__TASK GOAL__
Exactly repeat the material, dropping every picture from the copy.

** start of SUPPLIED ENTRIES **

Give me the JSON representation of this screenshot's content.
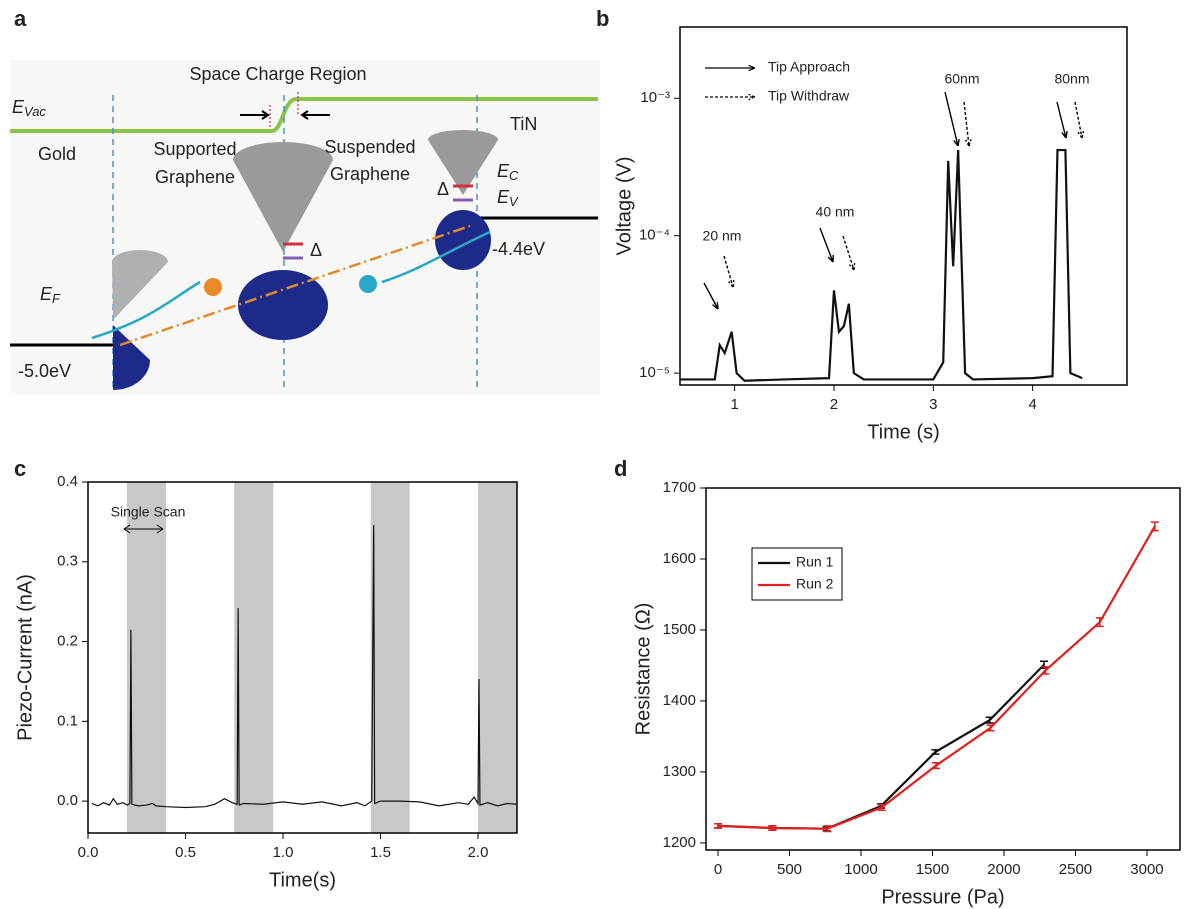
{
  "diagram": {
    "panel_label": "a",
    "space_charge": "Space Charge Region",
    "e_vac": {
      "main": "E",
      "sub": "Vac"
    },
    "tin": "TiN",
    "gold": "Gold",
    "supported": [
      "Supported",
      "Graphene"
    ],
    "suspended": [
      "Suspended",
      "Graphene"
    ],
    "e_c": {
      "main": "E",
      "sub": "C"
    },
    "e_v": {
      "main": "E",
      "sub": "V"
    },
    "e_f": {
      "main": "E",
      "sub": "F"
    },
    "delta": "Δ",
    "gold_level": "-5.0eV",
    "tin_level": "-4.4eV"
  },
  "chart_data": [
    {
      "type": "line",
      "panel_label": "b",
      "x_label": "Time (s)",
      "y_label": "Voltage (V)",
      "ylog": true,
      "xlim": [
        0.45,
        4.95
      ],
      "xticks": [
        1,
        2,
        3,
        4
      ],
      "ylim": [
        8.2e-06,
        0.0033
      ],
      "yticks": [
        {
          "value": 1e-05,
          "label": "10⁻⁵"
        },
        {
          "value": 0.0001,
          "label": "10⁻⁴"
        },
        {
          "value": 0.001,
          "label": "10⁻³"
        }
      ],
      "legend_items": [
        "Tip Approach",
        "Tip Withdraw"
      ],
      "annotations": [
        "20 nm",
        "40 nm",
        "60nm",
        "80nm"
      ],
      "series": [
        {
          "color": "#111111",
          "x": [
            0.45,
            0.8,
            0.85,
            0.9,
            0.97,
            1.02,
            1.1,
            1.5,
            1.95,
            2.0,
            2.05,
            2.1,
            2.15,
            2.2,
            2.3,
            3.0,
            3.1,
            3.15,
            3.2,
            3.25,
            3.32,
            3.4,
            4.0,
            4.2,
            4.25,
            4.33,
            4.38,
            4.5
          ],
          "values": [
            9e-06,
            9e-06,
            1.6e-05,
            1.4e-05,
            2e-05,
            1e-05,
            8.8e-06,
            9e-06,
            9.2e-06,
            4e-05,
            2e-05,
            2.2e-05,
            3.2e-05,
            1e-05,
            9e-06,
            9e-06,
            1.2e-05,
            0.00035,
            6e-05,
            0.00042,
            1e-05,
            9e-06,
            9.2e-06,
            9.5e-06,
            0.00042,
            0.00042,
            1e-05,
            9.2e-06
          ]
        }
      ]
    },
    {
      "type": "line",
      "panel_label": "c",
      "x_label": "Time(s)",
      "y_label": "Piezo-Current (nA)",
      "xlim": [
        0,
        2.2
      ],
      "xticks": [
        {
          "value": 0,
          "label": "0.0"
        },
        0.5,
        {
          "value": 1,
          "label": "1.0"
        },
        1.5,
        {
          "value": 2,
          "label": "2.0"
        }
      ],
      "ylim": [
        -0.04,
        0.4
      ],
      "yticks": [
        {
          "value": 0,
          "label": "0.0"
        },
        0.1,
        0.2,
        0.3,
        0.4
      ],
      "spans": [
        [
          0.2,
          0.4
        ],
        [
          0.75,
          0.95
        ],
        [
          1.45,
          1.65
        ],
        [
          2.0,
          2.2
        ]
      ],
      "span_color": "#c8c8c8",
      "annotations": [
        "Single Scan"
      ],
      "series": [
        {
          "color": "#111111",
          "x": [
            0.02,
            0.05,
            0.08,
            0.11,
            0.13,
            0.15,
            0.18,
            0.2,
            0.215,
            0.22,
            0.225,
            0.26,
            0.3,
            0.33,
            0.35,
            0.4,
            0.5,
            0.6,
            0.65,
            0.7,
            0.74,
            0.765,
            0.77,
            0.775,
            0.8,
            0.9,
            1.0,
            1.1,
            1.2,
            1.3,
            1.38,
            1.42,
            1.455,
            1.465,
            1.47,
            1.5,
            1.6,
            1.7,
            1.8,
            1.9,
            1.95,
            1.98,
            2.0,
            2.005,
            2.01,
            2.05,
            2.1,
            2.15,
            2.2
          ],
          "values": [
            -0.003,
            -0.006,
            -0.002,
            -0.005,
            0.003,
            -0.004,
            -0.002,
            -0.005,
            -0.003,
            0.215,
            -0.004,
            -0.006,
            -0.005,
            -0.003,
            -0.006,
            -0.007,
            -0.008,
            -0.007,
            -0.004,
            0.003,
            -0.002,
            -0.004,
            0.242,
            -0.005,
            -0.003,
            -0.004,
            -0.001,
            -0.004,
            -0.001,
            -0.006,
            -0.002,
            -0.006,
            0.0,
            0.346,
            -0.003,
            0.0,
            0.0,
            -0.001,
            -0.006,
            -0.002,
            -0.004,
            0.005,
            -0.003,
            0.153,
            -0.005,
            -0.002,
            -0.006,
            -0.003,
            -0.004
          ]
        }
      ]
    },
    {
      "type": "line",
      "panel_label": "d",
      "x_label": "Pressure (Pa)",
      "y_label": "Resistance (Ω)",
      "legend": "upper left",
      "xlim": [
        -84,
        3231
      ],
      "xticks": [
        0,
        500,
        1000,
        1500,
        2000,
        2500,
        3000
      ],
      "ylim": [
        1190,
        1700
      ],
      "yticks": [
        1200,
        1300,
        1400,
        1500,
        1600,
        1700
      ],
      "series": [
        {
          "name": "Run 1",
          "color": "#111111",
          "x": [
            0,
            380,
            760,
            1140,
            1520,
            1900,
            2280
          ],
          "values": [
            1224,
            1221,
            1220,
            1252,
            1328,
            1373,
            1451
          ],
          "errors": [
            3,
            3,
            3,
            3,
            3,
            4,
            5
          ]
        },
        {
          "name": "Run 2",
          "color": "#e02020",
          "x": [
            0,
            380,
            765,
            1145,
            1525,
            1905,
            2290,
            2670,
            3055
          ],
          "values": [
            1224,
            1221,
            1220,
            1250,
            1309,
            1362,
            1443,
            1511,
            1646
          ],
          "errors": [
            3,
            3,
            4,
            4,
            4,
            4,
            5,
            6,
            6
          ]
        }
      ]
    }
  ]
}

** end of SUPPLIED ENTRIES **

__SOLUTION FOR THIS PROBLEM__
Give me the JSON representation of this screenshot's content.
{
  "diagram": {
    "panel_label": "a",
    "space_charge": "Space Charge Region",
    "e_vac": {
      "main": "E",
      "sub": "Vac"
    },
    "tin": "TiN",
    "gold": "Gold",
    "supported": [
      "Supported",
      "Graphene"
    ],
    "suspended": [
      "Suspended",
      "Graphene"
    ],
    "e_c": {
      "main": "E",
      "sub": "C"
    },
    "e_v": {
      "main": "E",
      "sub": "V"
    },
    "e_f": {
      "main": "E",
      "sub": "F"
    },
    "delta": "Δ",
    "gold_level": "-5.0eV",
    "tin_level": "-4.4eV"
  },
  "chart_data": [
    {
      "type": "line",
      "panel_label": "b",
      "x_label": "Time (s)",
      "y_label": "Voltage (V)",
      "ylog": true,
      "xlim": [
        0.45,
        4.95
      ],
      "xticks": [
        1,
        2,
        3,
        4
      ],
      "ylim": [
        8.2e-06,
        0.0033
      ],
      "yticks": [
        {
          "value": 1e-05,
          "label": "10⁻⁵"
        },
        {
          "value": 0.0001,
          "label": "10⁻⁴"
        },
        {
          "value": 0.001,
          "label": "10⁻³"
        }
      ],
      "legend_items": [
        "Tip Approach",
        "Tip Withdraw"
      ],
      "annotations": [
        "20 nm",
        "40 nm",
        "60nm",
        "80nm"
      ],
      "series": [
        {
          "color": "#111111",
          "x": [
            0.45,
            0.8,
            0.85,
            0.9,
            0.97,
            1.02,
            1.1,
            1.5,
            1.95,
            2.0,
            2.05,
            2.1,
            2.15,
            2.2,
            2.3,
            3.0,
            3.1,
            3.15,
            3.2,
            3.25,
            3.32,
            3.4,
            4.0,
            4.2,
            4.25,
            4.33,
            4.38,
            4.5
          ],
          "values": [
            9e-06,
            9e-06,
            1.6e-05,
            1.4e-05,
            2e-05,
            1e-05,
            8.8e-06,
            9e-06,
            9.2e-06,
            4e-05,
            2e-05,
            2.2e-05,
            3.2e-05,
            1e-05,
            9e-06,
            9e-06,
            1.2e-05,
            0.00035,
            6e-05,
            0.00042,
            1e-05,
            9e-06,
            9.2e-06,
            9.5e-06,
            0.00042,
            0.00042,
            1e-05,
            9.2e-06
          ]
        }
      ]
    },
    {
      "type": "line",
      "panel_label": "c",
      "x_label": "Time(s)",
      "y_label": "Piezo-Current (nA)",
      "xlim": [
        0,
        2.2
      ],
      "xticks": [
        {
          "value": 0,
          "label": "0.0"
        },
        0.5,
        {
          "value": 1,
          "label": "1.0"
        },
        1.5,
        {
          "value": 2,
          "label": "2.0"
        }
      ],
      "ylim": [
        -0.04,
        0.4
      ],
      "yticks": [
        {
          "value": 0,
          "label": "0.0"
        },
        0.1,
        0.2,
        0.3,
        0.4
      ],
      "spans": [
        [
          0.2,
          0.4
        ],
        [
          0.75,
          0.95
        ],
        [
          1.45,
          1.65
        ],
        [
          2.0,
          2.2
        ]
      ],
      "span_color": "#c8c8c8",
      "annotations": [
        "Single Scan"
      ],
      "series": [
        {
          "color": "#111111",
          "x": [
            0.02,
            0.05,
            0.08,
            0.11,
            0.13,
            0.15,
            0.18,
            0.2,
            0.215,
            0.22,
            0.225,
            0.26,
            0.3,
            0.33,
            0.35,
            0.4,
            0.5,
            0.6,
            0.65,
            0.7,
            0.74,
            0.765,
            0.77,
            0.775,
            0.8,
            0.9,
            1.0,
            1.1,
            1.2,
            1.3,
            1.38,
            1.42,
            1.455,
            1.465,
            1.47,
            1.5,
            1.6,
            1.7,
            1.8,
            1.9,
            1.95,
            1.98,
            2.0,
            2.005,
            2.01,
            2.05,
            2.1,
            2.15,
            2.2
          ],
          "values": [
            -0.003,
            -0.006,
            -0.002,
            -0.005,
            0.003,
            -0.004,
            -0.002,
            -0.005,
            -0.003,
            0.215,
            -0.004,
            -0.006,
            -0.005,
            -0.003,
            -0.006,
            -0.007,
            -0.008,
            -0.007,
            -0.004,
            0.003,
            -0.002,
            -0.004,
            0.242,
            -0.005,
            -0.003,
            -0.004,
            -0.001,
            -0.004,
            -0.001,
            -0.006,
            -0.002,
            -0.006,
            0.0,
            0.346,
            -0.003,
            0.0,
            0.0,
            -0.001,
            -0.006,
            -0.002,
            -0.004,
            0.005,
            -0.003,
            0.153,
            -0.005,
            -0.002,
            -0.006,
            -0.003,
            -0.004
          ]
        }
      ]
    },
    {
      "type": "line",
      "panel_label": "d",
      "x_label": "Pressure (Pa)",
      "y_label": "Resistance (Ω)",
      "legend": "upper left",
      "xlim": [
        -84,
        3231
      ],
      "xticks": [
        0,
        500,
        1000,
        1500,
        2000,
        2500,
        3000
      ],
      "ylim": [
        1190,
        1700
      ],
      "yticks": [
        1200,
        1300,
        1400,
        1500,
        1600,
        1700
      ],
      "series": [
        {
          "name": "Run 1",
          "color": "#111111",
          "x": [
            0,
            380,
            760,
            1140,
            1520,
            1900,
            2280
          ],
          "values": [
            1224,
            1221,
            1220,
            1252,
            1328,
            1373,
            1451
          ],
          "errors": [
            3,
            3,
            3,
            3,
            3,
            4,
            5
          ]
        },
        {
          "name": "Run 2",
          "color": "#e02020",
          "x": [
            0,
            380,
            765,
            1145,
            1525,
            1905,
            2290,
            2670,
            3055
          ],
          "values": [
            1224,
            1221,
            1220,
            1250,
            1309,
            1362,
            1443,
            1511,
            1646
          ],
          "errors": [
            3,
            3,
            4,
            4,
            4,
            4,
            5,
            6,
            6
          ]
        }
      ]
    }
  ]
}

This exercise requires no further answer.